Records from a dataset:
'''

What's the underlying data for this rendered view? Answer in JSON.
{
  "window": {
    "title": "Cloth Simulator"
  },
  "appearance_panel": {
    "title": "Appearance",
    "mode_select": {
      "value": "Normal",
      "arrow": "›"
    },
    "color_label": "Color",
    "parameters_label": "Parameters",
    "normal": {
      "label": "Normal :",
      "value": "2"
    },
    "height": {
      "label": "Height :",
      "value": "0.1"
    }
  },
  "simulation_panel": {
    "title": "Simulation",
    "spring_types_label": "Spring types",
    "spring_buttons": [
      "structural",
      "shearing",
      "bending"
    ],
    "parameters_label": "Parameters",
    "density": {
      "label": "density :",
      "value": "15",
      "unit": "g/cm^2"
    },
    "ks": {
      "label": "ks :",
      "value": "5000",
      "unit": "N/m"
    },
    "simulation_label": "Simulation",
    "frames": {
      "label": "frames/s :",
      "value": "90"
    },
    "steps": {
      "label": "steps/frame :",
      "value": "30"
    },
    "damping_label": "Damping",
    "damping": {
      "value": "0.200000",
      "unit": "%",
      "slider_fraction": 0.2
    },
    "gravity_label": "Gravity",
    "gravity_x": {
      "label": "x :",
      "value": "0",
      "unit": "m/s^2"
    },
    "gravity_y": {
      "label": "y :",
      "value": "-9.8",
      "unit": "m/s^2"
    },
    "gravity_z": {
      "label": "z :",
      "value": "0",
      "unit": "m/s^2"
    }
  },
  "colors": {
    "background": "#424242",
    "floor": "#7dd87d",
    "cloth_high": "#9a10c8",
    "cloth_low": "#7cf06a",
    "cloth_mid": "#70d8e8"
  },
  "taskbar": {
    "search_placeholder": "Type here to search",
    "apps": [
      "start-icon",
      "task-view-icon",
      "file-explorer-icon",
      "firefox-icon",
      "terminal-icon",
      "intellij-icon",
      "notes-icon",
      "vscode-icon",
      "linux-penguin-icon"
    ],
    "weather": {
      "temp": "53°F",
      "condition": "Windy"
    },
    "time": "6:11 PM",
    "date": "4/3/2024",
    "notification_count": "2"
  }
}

'''

AIM OF THE TASK ->
Extract every line above exactly as it stands.

SOLUTION TO THIS EXERCISE ->
What's the underlying data for this rendered view? Answer in JSON.
{
  "window": {
    "title": "Cloth Simulator"
  },
  "appearance_panel": {
    "title": "Appearance",
    "mode_select": {
      "value": "Normal",
      "arrow": "›"
    },
    "color_label": "Color",
    "parameters_label": "Parameters",
    "normal": {
      "label": "Normal :",
      "value": "2"
    },
    "height": {
      "label": "Height :",
      "value": "0.1"
    }
  },
  "simulation_panel": {
    "title": "Simulation",
    "spring_types_label": "Spring types",
    "spring_buttons": [
      "structural",
      "shearing",
      "bending"
    ],
    "parameters_label": "Parameters",
    "density": {
      "label": "density :",
      "value": "15",
      "unit": "g/cm^2"
    },
    "ks": {
      "label": "ks :",
      "value": "5000",
      "unit": "N/m"
    },
    "simulation_label": "Simulation",
    "frames": {
      "label": "frames/s :",
      "value": "90"
    },
    "steps": {
      "label": "steps/frame :",
      "value": "30"
    },
    "damping_label": "Damping",
    "damping": {
      "value": "0.200000",
      "unit": "%",
      "slider_fraction": 0.2
    },
    "gravity_label": "Gravity",
    "gravity_x": {
      "label": "x :",
      "value": "0",
      "unit": "m/s^2"
    },
    "gravity_y": {
      "label": "y :",
      "value": "-9.8",
      "unit": "m/s^2"
    },
    "gravity_z": {
      "label": "z :",
      "value": "0",
      "unit": "m/s^2"
    }
  },
  "colors": {
    "background": "#424242",
    "floor": "#7dd87d",
    "cloth_high": "#9a10c8",
    "cloth_low": "#7cf06a",
    "cloth_mid": "#70d8e8"
  },
  "taskbar": {
    "search_placeholder": "Type here to search",
    "apps": [
      "start-icon",
      "task-view-icon",
      "file-explorer-icon",
      "firefox-icon",
      "terminal-icon",
      "intellij-icon",
      "notes-icon",
      "vscode-icon",
      "linux-penguin-icon"
    ],
    "weather": {
      "temp": "53°F",
      "condition": "Windy"
    },
    "time": "6:11 PM",
    "date": "4/3/2024",
    "notification_count": "2"
  }
}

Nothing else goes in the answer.